====== Records to use

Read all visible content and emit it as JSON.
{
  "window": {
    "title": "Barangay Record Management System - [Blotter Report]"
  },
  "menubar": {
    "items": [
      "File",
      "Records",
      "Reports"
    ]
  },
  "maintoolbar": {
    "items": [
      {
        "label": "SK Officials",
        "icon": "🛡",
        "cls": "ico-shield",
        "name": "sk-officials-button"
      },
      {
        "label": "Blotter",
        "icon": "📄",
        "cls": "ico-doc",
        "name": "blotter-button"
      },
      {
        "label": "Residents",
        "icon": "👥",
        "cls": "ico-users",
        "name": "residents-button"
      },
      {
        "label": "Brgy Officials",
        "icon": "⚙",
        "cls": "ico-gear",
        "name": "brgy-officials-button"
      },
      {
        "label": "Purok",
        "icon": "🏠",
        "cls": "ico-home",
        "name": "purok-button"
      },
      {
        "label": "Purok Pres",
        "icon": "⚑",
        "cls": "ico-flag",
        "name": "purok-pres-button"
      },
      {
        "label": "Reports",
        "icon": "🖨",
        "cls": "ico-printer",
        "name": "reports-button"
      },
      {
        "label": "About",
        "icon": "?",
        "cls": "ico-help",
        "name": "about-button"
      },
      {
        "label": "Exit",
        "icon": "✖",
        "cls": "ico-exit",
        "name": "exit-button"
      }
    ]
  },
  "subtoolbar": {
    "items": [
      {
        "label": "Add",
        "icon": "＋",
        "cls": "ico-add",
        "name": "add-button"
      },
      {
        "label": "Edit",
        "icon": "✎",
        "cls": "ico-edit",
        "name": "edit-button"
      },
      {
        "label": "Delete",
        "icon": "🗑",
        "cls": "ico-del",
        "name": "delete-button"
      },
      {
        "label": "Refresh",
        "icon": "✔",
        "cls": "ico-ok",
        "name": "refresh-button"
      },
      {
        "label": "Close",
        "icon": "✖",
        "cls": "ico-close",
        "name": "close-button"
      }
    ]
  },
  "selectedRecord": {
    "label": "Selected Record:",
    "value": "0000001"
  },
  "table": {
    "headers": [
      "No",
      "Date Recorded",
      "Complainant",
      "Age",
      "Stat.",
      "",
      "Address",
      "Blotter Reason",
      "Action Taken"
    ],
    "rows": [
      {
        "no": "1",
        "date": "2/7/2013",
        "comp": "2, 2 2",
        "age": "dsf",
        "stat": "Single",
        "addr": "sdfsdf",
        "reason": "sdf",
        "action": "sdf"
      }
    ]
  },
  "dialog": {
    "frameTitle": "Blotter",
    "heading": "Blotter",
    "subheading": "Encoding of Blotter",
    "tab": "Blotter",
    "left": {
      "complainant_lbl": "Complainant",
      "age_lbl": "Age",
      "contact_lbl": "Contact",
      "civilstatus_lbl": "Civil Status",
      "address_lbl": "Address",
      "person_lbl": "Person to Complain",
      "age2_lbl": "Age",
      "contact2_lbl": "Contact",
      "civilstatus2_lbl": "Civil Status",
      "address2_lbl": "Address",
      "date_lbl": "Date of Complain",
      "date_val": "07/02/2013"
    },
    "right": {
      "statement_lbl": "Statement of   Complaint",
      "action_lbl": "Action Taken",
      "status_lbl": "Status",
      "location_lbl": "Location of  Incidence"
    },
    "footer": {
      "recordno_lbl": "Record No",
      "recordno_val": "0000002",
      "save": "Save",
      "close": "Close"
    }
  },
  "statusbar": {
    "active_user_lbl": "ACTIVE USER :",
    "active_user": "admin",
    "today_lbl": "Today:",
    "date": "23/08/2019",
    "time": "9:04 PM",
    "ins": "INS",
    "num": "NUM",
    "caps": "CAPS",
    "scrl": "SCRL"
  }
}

============

Directions for this task: Of the lines in this listing, report how many contain the string "Civil", and give the number only.

Response to the exercise: 2